**TASK GOAL**: Repeat all the records exactly, omitting pictures.

**EXTRACTED DATA**:

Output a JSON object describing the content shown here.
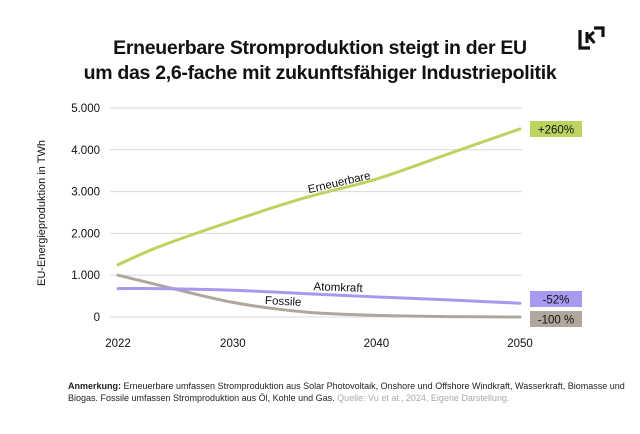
{
  "title": {
    "line1": "Erneuerbare Stromproduktion steigt in der EU",
    "line2": "um das 2,6-fache mit zukunftsfähiger Industriepolitik"
  },
  "logo": {
    "icon": "lk-logo-icon"
  },
  "colors": {
    "renewables": "#bcd35f",
    "nuclear": "#a898f0",
    "fossil": "#b0a79c",
    "grid": "#d8d8d8",
    "text": "#111111",
    "source": "#aaaaaa"
  },
  "chart_data": {
    "type": "line",
    "title": "Erneuerbare Stromproduktion steigt in der EU um das 2,6-fache mit zukunftsfähiger Industriepolitik",
    "xlabel": "",
    "ylabel": "EU-Energieproduktion in TWh",
    "xlim": [
      2022,
      2050
    ],
    "ylim": [
      0,
      5000
    ],
    "grid": true,
    "x_ticks": [
      2022,
      2030,
      2040,
      2050
    ],
    "x_tick_labels": [
      "2022",
      "2030",
      "2040",
      "2050"
    ],
    "y_ticks": [
      0,
      1000,
      2000,
      3000,
      4000,
      5000
    ],
    "y_tick_labels": [
      "0",
      "1.000",
      "2.000",
      "3.000",
      "4.000",
      "5.000"
    ],
    "x": [
      2022,
      2025,
      2030,
      2035,
      2040,
      2045,
      2050
    ],
    "series": [
      {
        "name": "Erneuerbare",
        "key": "renewables",
        "values": [
          1250,
          1700,
          2300,
          2850,
          3300,
          3900,
          4500
        ],
        "end_label": "+260%"
      },
      {
        "name": "Atomkraft",
        "key": "nuclear",
        "values": [
          680,
          680,
          640,
          560,
          480,
          410,
          330
        ],
        "end_label": "-52%"
      },
      {
        "name": "Fossile",
        "key": "fossil",
        "values": [
          1000,
          750,
          350,
          120,
          40,
          10,
          0
        ],
        "end_label": "-100 %"
      }
    ],
    "annotations": [
      {
        "text": "Erneuerbare",
        "series": "renewables"
      },
      {
        "text": "Atomkraft",
        "series": "nuclear"
      },
      {
        "text": "Fossile",
        "series": "fossil"
      }
    ]
  },
  "footnote": {
    "label": "Anmerkung:",
    "text": " Erneuerbare umfassen Stromproduktion aus Solar Photovoltaik, Onshore und Offshore Windkraft, Wasserkraft, Biomasse und Biogas. Fossile umfassen Stromproduktion aus Öl, Kohle und Gas.",
    "source": " Quelle: Vu et al., 2024, Eigene Darstellung."
  }
}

**THE RESULT**:
Output a JSON object describing the content shown here.
{
  "title": {
    "line1": "Erneuerbare Stromproduktion steigt in der EU",
    "line2": "um das 2,6-fache mit zukunftsfähiger Industriepolitik"
  },
  "logo": {
    "icon": "lk-logo-icon"
  },
  "colors": {
    "renewables": "#bcd35f",
    "nuclear": "#a898f0",
    "fossil": "#b0a79c",
    "grid": "#d8d8d8",
    "text": "#111111",
    "source": "#aaaaaa"
  },
  "chart_data": {
    "type": "line",
    "title": "Erneuerbare Stromproduktion steigt in der EU um das 2,6-fache mit zukunftsfähiger Industriepolitik",
    "xlabel": "",
    "ylabel": "EU-Energieproduktion in TWh",
    "xlim": [
      2022,
      2050
    ],
    "ylim": [
      0,
      5000
    ],
    "grid": true,
    "x_ticks": [
      2022,
      2030,
      2040,
      2050
    ],
    "x_tick_labels": [
      "2022",
      "2030",
      "2040",
      "2050"
    ],
    "y_ticks": [
      0,
      1000,
      2000,
      3000,
      4000,
      5000
    ],
    "y_tick_labels": [
      "0",
      "1.000",
      "2.000",
      "3.000",
      "4.000",
      "5.000"
    ],
    "x": [
      2022,
      2025,
      2030,
      2035,
      2040,
      2045,
      2050
    ],
    "series": [
      {
        "name": "Erneuerbare",
        "key": "renewables",
        "values": [
          1250,
          1700,
          2300,
          2850,
          3300,
          3900,
          4500
        ],
        "end_label": "+260%"
      },
      {
        "name": "Atomkraft",
        "key": "nuclear",
        "values": [
          680,
          680,
          640,
          560,
          480,
          410,
          330
        ],
        "end_label": "-52%"
      },
      {
        "name": "Fossile",
        "key": "fossil",
        "values": [
          1000,
          750,
          350,
          120,
          40,
          10,
          0
        ],
        "end_label": "-100 %"
      }
    ],
    "annotations": [
      {
        "text": "Erneuerbare",
        "series": "renewables"
      },
      {
        "text": "Atomkraft",
        "series": "nuclear"
      },
      {
        "text": "Fossile",
        "series": "fossil"
      }
    ]
  },
  "footnote": {
    "label": "Anmerkung:",
    "text": " Erneuerbare umfassen Stromproduktion aus Solar Photovoltaik, Onshore und Offshore Windkraft, Wasserkraft, Biomasse und Biogas. Fossile umfassen Stromproduktion aus Öl, Kohle und Gas.",
    "source": " Quelle: Vu et al., 2024, Eigene Darstellung."
  }
}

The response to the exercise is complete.